▶ **Problem to work on**: Decide whether each statement agrees with the webhook troubleshooting text below, answering yes or no and quoting the deciding words of the text: (a) an expired certificate is listed as a possible cause of certificate validation failure; (b) whitelisting Nafsi IP addresses is given as a solution when webhooks are not being delivered; (c) a firewall blocking requests is listed as a possible cause of duplicate webhook deliveries.
---------- Source text
Issue: Certificate Validation Fails

Possible Causes:

  • Certificate not in PEM format
  • Certificate expired
  • Webhook URL not accessible
  • Server not configured for mTLS

Solutions:

  • Convert certificate to PEM format
  • Renew expired certificate
  • Ensure URL is publicly accessible
  • Configure your server for mTLS:
# Nginx example
ssl_client_certificate /path/to/ca.crt;
ssl_verify_client on;

Issue: Webhooks Not Being Delivered

Possible Causes:

  • Webhook is paused/inactive
  • Endpoint returning errors
  • Firewall blocking requests

Solutions:

  • Check webhook status (should be Active)
  • Check delivery logs for errors
  • Whitelist Nafsi IP addresses
  • Test webhook endpoint manually

Issue: Duplicate Webhook Deliveries

Possible Causes:

  • Endpoint slow to respond
  • Network retries
  • Multiple subscriptions to same event

Solutions:

  • Implement idempotency (check event_id)
--------------------
---------- Given entries
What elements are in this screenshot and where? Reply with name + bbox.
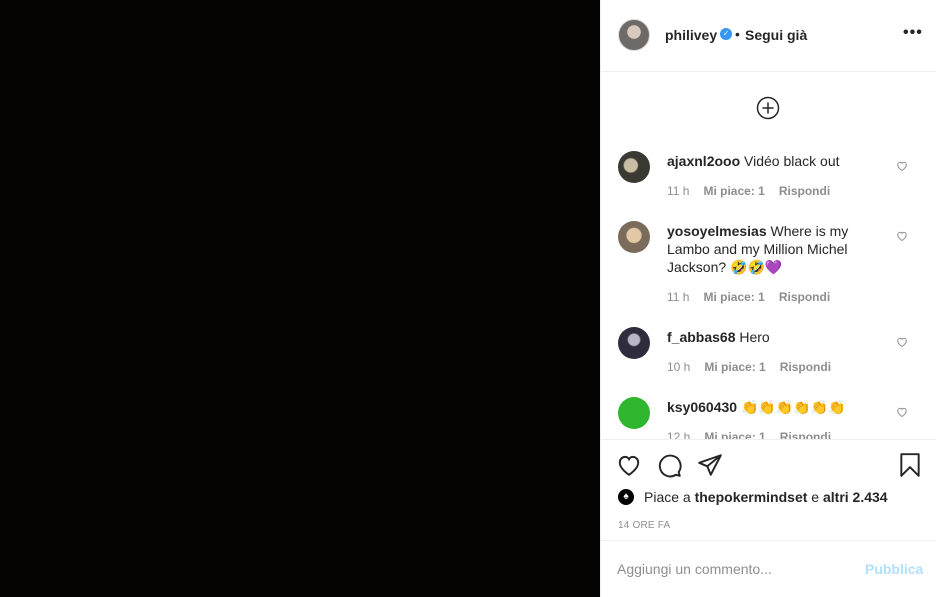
bookmark-icon[interactable] [897, 452, 923, 478]
heart-icon[interactable] [896, 230, 908, 242]
post-media-video[interactable] [0, 0, 600, 597]
liker-username[interactable]: thepokermindset [695, 489, 808, 505]
comment-time[interactable]: 10 h [667, 360, 690, 374]
author-avatar[interactable] [618, 19, 650, 51]
post-button[interactable]: Pubblica [865, 561, 923, 577]
comment-meta: 10 h Mi piace: 1 Rispondi [667, 360, 831, 374]
commenter-username[interactable]: ksy060430 [667, 399, 737, 415]
comment-likes[interactable]: Mi piace: 1 [703, 290, 764, 304]
comment-meta: 11 h Mi piace: 1 Rispondi [667, 184, 830, 198]
comment-body: ksy060430 👏👏👏👏👏👏 [667, 398, 887, 416]
commenter-username[interactable]: yosoyelmesias [667, 223, 767, 239]
comment-body: f_abbas68 Hero [667, 328, 887, 346]
author-username[interactable]: philivey [665, 27, 717, 43]
post-actions: ♠ Piace a thepokermindset e altri 2.434 … [601, 439, 936, 540]
comment-meta: 12 h Mi piace: 1 Rispondi [667, 430, 831, 439]
heart-icon[interactable] [616, 452, 642, 478]
post-time[interactable]: 14 ORE FA [618, 520, 670, 531]
comment-icon[interactable] [657, 452, 683, 478]
verified-badge-icon: ✓ [720, 28, 732, 40]
comment-time[interactable]: 12 h [667, 430, 690, 439]
plus-circle-icon[interactable] [756, 96, 780, 120]
commenter-username[interactable]: ajaxnl2ooo [667, 153, 740, 169]
commenter-avatar[interactable] [618, 151, 650, 183]
comments-list[interactable]: ajaxnl2ooo Vidéo black out 11 h Mi piace… [601, 73, 936, 439]
reply-button[interactable]: Rispondi [779, 290, 830, 304]
commenter-username[interactable]: f_abbas68 [667, 329, 735, 345]
heart-icon[interactable] [896, 160, 908, 172]
heart-icon[interactable] [896, 406, 908, 418]
more-options-icon[interactable]: ••• [903, 24, 923, 42]
spade-icon[interactable]: ♠ [618, 489, 634, 505]
post-header: philivey ✓ • Segui già ••• [601, 0, 936, 72]
comment-input[interactable] [617, 559, 847, 579]
comment-time[interactable]: 11 h [667, 290, 689, 304]
comment-text: Vidéo black out [744, 153, 840, 169]
comment-body: yosoyelmesias Where is my Lambo and my M… [667, 222, 887, 276]
separator-dot: • [735, 26, 740, 42]
reply-button[interactable]: Rispondi [779, 184, 830, 198]
paper-plane-icon[interactable] [697, 452, 723, 478]
comment-meta: 11 h Mi piace: 1 Rispondi [667, 290, 830, 304]
comment-composer: Pubblica [601, 540, 936, 597]
reply-button[interactable]: Rispondi [780, 430, 831, 439]
post-side-panel: philivey ✓ • Segui già ••• ajaxnl2ooo Vi… [600, 0, 936, 597]
comment-time[interactable]: 11 h [667, 184, 689, 198]
comment-likes[interactable]: Mi piace: 1 [703, 184, 764, 198]
likes-prefix: Piace a [644, 489, 691, 505]
comment-likes[interactable]: Mi piace: 1 [704, 360, 765, 374]
comment-text: Hero [739, 329, 770, 345]
commenter-avatar[interactable] [618, 397, 650, 429]
commenter-avatar[interactable] [618, 221, 650, 253]
comment-likes[interactable]: Mi piace: 1 [704, 430, 765, 439]
likes-middle: e [811, 489, 820, 505]
reply-button[interactable]: Rispondi [780, 360, 831, 374]
heart-icon[interactable] [896, 336, 908, 348]
comment-body: ajaxnl2ooo Vidéo black out [667, 152, 887, 170]
comment-text: 👏👏👏👏👏👏 [740, 399, 846, 415]
commenter-avatar[interactable] [618, 327, 650, 359]
others-count[interactable]: altri 2.434 [823, 489, 888, 505]
likes-summary: ♠ Piace a thepokermindset e altri 2.434 [618, 489, 888, 505]
following-button[interactable]: Segui già [745, 27, 807, 43]
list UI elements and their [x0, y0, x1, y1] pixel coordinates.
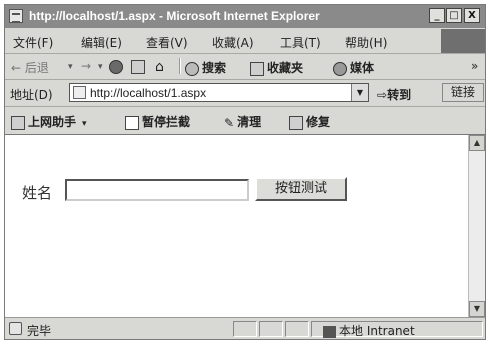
search-button[interactable]: 搜索	[185, 59, 226, 76]
address-bar: 地址(D) http://localhost/1.aspx ▼ ⇨转到 链接	[5, 80, 485, 107]
forward-dropdown-icon[interactable]: ▾	[98, 62, 103, 72]
status-text: 完毕	[27, 324, 52, 338]
repair-label: 修复	[306, 115, 331, 129]
toolbar-more-chevron[interactable]: »	[471, 59, 478, 73]
repair-button[interactable]: 修复	[289, 113, 330, 130]
standard-toolbar: ← 后退 ▾ → ▾ ⌂ 搜索 收藏夹 媒体 »	[5, 54, 485, 80]
toolbar-separator	[179, 58, 181, 74]
scroll-down-arrow-icon[interactable]: ▼	[469, 301, 485, 317]
links-button[interactable]: 链接	[442, 83, 484, 102]
name-input[interactable]	[65, 179, 249, 201]
title-bar: http://localhost/1.aspx - Microsoft Inte…	[5, 5, 485, 28]
addon-toolbar: 上网助手 ▾ 暂停拦截 ✎ 清理 修复	[5, 107, 485, 135]
favorites-icon	[250, 61, 264, 76]
clean-button[interactable]: ✎ 清理	[224, 113, 261, 130]
zone-label: 本地 Intranet	[339, 324, 415, 338]
menu-view[interactable]: 查看(V)	[146, 34, 188, 51]
popup-block-label: 暂停拦截	[142, 115, 191, 129]
test-button[interactable]: 按钮测试	[255, 177, 347, 201]
go-arrow-icon: ⇨	[377, 88, 388, 102]
forward-button[interactable]: →	[81, 59, 91, 73]
menu-edit[interactable]: 编辑(E)	[81, 34, 122, 51]
status-cell	[285, 321, 309, 337]
popup-block-icon	[125, 115, 139, 130]
refresh-icon	[131, 59, 145, 74]
browser-window: http://localhost/1.aspx - Microsoft Inte…	[4, 4, 486, 340]
page-icon	[73, 86, 86, 99]
intranet-zone-icon	[323, 325, 336, 338]
close-button[interactable]: X	[464, 8, 480, 23]
go-label: 转到	[387, 88, 412, 102]
security-zone: 本地 Intranet	[323, 322, 415, 339]
back-dropdown-icon[interactable]: ▾	[68, 62, 73, 72]
minimize-button[interactable]: _	[429, 8, 445, 23]
address-label: 地址(D)	[10, 88, 53, 102]
favorites-button[interactable]: 收藏夹	[250, 59, 303, 76]
window-title: http://localhost/1.aspx - Microsoft Inte…	[29, 9, 320, 23]
status-cell	[259, 321, 283, 337]
brush-icon: ✎	[224, 115, 235, 130]
name-label: 姓名	[22, 184, 53, 202]
windows-logo	[441, 29, 485, 53]
page-done-icon	[9, 322, 22, 335]
search-label: 搜索	[202, 61, 227, 75]
menu-file[interactable]: 文件(F)	[13, 34, 53, 51]
search-icon	[185, 61, 199, 76]
assistant-button[interactable]: 上网助手 ▾	[11, 113, 87, 130]
menu-favorites[interactable]: 收藏(A)	[212, 34, 254, 51]
maximize-button[interactable]: □	[446, 8, 462, 23]
media-icon	[333, 61, 347, 76]
status-bar: 完毕 本地 Intranet	[5, 317, 485, 339]
refresh-button[interactable]	[131, 59, 148, 74]
media-button[interactable]: 媒体	[333, 59, 374, 76]
assistant-icon	[11, 115, 25, 130]
menu-tools[interactable]: 工具(T)	[280, 34, 321, 51]
assistant-dropdown-icon: ▾	[82, 119, 87, 129]
status-cell	[233, 321, 257, 337]
ie-app-icon	[9, 9, 23, 23]
scroll-up-arrow-icon[interactable]: ▲	[469, 135, 485, 151]
address-dropdown-icon[interactable]: ▼	[351, 84, 368, 101]
menu-bar: 文件(F) 编辑(E) 查看(V) 收藏(A) 工具(T) 帮助(H)	[5, 29, 485, 54]
page-content: 姓名 按钮测试 ▲ ▼	[5, 135, 485, 317]
home-icon: ⌂	[155, 59, 164, 75]
assistant-label: 上网助手	[28, 115, 77, 129]
popup-block-button[interactable]: 暂停拦截	[125, 113, 190, 130]
menu-help[interactable]: 帮助(H)	[345, 34, 387, 51]
stop-icon	[109, 59, 123, 74]
home-button[interactable]: ⌂	[155, 59, 167, 75]
favorites-label: 收藏夹	[267, 61, 304, 75]
repair-icon	[289, 115, 303, 130]
back-button[interactable]: ← 后退	[11, 59, 49, 76]
go-button[interactable]: ⇨转到	[377, 86, 411, 103]
media-label: 媒体	[350, 61, 375, 75]
vertical-scrollbar[interactable]: ▲ ▼	[468, 135, 485, 317]
address-input[interactable]: http://localhost/1.aspx ▼	[69, 83, 369, 102]
clean-label: 清理	[237, 115, 262, 129]
stop-button[interactable]	[109, 59, 126, 74]
address-url: http://localhost/1.aspx	[90, 86, 207, 100]
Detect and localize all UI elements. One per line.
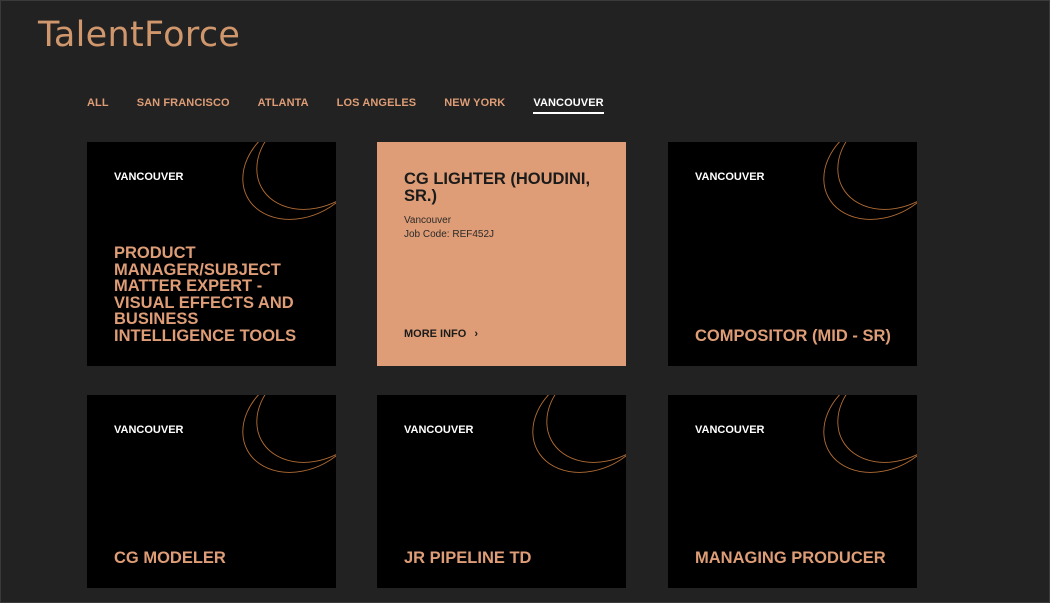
--------------------
▶ **Result of this exercise**:
(a) Yes: "Certificate expired"
(b) Yes: "Whitelist Nafsi IP addresses"
(c) No: the possible causes of duplicate deliveries are "Endpoint slow to respond", "Network retries" and "Multiple subscriptions to same event"